Items listed in a dataset:
** Begin **

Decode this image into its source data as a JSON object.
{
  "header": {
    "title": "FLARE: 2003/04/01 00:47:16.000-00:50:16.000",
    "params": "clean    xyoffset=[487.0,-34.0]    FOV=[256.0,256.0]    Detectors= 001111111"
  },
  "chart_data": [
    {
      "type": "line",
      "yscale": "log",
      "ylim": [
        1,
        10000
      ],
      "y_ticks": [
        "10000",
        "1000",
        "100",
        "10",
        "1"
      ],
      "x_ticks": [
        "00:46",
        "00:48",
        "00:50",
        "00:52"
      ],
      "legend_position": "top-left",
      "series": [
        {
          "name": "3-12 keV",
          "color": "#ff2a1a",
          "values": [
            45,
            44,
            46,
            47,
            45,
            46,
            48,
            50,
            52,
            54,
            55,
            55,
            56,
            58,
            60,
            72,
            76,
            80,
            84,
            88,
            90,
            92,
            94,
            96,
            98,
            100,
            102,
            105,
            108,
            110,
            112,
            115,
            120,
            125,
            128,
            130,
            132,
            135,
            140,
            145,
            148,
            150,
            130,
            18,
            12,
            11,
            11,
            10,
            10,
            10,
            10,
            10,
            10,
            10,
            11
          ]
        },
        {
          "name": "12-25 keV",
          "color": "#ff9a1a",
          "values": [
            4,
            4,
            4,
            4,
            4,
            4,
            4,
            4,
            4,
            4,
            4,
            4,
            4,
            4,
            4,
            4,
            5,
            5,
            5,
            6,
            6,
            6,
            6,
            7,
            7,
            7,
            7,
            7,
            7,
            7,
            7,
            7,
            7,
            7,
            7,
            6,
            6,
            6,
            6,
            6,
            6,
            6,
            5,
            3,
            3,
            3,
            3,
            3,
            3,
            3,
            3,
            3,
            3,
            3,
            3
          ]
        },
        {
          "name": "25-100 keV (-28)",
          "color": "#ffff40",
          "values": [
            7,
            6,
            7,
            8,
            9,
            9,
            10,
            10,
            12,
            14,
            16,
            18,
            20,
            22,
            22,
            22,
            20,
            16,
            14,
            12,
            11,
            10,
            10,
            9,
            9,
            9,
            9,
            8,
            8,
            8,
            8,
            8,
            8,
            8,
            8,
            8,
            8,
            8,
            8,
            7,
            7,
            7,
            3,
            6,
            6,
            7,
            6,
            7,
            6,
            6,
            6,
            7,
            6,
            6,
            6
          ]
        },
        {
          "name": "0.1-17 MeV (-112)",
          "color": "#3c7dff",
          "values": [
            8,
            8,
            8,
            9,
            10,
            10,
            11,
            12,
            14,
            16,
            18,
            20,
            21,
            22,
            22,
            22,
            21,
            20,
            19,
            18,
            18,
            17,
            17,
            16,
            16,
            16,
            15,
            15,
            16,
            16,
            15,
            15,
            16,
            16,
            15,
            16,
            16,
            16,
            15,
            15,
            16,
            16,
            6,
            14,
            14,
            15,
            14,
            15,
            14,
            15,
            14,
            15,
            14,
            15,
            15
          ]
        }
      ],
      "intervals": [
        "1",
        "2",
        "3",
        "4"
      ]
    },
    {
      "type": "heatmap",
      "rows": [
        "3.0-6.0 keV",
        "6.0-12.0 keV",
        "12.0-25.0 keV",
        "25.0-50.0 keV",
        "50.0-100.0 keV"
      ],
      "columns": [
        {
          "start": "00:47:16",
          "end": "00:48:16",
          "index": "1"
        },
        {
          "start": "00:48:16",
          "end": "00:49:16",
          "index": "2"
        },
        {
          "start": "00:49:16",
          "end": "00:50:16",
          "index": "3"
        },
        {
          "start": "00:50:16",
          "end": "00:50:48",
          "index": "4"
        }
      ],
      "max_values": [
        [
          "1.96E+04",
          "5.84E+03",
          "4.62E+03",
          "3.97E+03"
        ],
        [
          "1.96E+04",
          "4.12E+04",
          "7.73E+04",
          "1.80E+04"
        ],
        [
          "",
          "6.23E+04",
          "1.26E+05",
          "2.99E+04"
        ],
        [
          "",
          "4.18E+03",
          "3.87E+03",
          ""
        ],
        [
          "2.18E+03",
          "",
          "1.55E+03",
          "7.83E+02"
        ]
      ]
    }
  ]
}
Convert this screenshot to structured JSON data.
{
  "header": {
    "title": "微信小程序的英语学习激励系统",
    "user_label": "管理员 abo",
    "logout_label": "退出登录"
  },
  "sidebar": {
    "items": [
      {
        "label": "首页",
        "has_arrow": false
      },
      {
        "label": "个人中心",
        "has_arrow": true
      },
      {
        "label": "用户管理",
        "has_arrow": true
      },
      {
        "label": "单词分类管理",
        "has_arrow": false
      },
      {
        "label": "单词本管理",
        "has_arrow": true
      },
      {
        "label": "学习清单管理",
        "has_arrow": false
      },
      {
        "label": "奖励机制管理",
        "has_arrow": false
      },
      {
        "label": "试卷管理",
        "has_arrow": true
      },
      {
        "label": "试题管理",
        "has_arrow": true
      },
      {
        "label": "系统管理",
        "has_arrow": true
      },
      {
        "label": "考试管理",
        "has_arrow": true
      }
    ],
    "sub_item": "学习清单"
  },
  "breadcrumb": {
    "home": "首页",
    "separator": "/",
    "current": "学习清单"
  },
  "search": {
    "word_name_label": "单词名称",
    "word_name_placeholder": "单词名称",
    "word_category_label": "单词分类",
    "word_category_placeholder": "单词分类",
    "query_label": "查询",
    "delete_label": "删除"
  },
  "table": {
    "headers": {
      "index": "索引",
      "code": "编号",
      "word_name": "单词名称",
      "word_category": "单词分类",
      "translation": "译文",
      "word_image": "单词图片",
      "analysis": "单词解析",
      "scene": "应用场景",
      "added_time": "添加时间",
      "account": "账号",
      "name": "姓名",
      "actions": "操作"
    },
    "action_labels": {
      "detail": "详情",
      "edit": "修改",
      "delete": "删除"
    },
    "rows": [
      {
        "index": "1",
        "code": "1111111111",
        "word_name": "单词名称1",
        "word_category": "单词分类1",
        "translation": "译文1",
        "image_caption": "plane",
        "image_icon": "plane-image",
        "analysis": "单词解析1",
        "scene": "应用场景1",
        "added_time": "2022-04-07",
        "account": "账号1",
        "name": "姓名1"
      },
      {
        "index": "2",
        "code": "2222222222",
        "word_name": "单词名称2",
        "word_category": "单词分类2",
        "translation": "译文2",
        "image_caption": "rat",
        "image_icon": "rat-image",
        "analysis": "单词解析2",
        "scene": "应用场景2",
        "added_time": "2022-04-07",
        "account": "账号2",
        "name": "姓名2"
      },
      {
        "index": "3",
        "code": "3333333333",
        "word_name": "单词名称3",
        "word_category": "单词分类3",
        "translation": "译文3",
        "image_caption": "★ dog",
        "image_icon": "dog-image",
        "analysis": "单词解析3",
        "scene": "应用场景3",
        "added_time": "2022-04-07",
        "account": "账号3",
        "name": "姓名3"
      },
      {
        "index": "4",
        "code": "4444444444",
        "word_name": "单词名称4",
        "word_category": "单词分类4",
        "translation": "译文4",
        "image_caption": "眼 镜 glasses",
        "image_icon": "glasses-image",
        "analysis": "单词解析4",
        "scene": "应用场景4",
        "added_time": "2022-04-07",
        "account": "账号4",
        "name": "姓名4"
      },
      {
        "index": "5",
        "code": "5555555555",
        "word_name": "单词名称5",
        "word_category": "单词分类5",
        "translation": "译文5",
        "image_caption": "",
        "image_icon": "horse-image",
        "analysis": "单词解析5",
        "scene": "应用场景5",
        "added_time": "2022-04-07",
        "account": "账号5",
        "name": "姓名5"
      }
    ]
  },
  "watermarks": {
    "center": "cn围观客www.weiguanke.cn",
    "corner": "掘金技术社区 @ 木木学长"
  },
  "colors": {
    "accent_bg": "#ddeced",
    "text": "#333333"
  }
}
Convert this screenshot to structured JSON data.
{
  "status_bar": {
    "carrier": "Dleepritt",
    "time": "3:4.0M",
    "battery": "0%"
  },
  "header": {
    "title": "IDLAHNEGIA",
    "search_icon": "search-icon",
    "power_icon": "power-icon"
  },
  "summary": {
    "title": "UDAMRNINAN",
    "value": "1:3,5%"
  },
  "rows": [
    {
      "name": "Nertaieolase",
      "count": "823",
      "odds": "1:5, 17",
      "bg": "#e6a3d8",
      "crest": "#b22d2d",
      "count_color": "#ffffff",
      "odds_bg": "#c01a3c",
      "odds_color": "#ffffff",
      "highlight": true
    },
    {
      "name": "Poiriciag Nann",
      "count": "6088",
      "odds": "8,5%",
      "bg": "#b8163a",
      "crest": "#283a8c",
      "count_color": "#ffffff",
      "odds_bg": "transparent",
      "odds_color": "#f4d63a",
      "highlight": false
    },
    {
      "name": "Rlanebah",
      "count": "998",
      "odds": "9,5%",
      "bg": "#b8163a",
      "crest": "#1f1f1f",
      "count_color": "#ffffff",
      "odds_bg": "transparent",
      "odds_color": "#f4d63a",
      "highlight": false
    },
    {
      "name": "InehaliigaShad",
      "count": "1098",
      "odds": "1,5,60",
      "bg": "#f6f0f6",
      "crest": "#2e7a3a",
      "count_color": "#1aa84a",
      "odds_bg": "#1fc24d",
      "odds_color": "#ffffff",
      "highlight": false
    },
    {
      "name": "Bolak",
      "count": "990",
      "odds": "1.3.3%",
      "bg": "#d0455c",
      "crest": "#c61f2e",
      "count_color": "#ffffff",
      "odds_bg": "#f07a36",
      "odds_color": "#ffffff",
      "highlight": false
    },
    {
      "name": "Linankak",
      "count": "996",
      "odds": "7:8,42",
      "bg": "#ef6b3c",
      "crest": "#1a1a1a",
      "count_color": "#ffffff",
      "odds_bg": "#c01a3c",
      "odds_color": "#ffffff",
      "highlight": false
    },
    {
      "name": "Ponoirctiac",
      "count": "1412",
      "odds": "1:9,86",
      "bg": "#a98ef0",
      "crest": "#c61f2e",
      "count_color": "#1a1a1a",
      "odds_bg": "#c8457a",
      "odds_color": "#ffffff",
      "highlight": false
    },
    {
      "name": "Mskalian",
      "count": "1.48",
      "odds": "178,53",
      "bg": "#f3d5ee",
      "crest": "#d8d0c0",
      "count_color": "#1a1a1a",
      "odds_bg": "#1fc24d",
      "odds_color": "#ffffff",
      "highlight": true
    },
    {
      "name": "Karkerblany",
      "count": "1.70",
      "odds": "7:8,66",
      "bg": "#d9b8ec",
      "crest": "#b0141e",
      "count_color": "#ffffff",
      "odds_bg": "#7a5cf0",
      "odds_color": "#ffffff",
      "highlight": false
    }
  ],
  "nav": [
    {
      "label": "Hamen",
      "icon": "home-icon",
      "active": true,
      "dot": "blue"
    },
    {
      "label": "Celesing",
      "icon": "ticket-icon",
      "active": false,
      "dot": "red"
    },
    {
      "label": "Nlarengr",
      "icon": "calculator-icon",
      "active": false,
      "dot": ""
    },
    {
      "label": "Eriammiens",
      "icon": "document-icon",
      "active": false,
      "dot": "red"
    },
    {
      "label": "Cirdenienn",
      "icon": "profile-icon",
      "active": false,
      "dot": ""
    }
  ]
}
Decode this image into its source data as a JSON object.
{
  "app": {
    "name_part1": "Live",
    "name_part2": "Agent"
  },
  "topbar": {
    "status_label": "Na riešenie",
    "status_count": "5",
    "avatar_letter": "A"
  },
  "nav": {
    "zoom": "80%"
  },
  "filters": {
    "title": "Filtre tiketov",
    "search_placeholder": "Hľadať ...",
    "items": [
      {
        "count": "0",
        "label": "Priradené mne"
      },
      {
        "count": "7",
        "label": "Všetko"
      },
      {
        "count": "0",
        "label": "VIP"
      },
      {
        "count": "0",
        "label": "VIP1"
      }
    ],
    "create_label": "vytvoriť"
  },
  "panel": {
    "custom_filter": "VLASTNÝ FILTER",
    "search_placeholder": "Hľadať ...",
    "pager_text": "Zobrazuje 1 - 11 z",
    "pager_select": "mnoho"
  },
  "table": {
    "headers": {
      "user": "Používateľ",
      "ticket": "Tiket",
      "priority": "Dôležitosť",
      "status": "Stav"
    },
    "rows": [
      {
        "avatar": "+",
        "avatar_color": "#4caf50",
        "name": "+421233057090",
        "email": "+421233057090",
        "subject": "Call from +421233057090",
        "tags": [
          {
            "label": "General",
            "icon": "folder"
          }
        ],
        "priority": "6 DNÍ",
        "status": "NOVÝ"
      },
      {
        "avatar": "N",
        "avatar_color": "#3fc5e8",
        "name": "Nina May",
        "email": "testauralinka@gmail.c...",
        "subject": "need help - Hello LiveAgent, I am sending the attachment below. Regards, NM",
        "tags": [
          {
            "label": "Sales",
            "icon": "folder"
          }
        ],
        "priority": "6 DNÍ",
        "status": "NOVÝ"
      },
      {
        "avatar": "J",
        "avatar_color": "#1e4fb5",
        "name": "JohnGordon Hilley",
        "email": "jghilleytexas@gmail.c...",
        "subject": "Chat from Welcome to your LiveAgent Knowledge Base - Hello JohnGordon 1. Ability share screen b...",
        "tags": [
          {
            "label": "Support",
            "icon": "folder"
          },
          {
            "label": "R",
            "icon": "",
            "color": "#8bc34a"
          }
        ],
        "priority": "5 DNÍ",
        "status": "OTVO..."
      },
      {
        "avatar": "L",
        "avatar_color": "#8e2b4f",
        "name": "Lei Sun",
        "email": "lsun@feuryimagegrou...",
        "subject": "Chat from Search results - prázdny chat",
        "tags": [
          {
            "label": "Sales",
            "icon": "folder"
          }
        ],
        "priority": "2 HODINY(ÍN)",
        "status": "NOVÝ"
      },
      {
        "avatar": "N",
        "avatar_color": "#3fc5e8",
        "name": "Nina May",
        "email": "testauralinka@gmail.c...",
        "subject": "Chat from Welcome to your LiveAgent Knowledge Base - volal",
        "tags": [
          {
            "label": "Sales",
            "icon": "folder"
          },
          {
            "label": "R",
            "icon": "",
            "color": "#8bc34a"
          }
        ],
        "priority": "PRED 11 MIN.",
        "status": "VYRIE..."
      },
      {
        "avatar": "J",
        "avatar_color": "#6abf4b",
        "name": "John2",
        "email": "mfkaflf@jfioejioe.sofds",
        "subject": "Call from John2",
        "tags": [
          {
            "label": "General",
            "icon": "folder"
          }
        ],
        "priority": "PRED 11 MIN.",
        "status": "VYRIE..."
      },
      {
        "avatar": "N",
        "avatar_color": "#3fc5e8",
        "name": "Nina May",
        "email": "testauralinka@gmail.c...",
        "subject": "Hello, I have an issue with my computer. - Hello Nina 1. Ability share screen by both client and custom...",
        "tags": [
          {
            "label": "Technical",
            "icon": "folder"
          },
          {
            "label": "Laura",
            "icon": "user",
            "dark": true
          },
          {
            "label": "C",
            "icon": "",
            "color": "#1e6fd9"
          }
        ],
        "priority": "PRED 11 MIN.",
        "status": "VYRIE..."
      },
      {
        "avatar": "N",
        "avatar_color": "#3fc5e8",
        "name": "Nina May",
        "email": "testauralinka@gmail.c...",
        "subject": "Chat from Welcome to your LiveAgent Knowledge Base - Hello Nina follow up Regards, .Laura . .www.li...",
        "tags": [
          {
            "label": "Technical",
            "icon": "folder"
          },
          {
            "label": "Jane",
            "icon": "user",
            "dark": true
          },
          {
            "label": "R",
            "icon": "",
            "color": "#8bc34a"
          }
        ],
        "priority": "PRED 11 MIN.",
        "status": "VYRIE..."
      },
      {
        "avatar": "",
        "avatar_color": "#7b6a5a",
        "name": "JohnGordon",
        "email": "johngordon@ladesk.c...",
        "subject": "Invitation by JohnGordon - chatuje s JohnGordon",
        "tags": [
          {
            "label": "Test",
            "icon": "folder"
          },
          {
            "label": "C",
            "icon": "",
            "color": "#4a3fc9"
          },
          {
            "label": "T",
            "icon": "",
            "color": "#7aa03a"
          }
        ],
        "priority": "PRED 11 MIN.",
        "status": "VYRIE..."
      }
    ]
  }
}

** End **

Take every line containing the word "translation" and copy it.

      "translation": "译文",
        "translation": "译文1",
        "translation": "译文2",
        "translation": "译文3",
        "translation": "译文4",
        "translation": "译文5",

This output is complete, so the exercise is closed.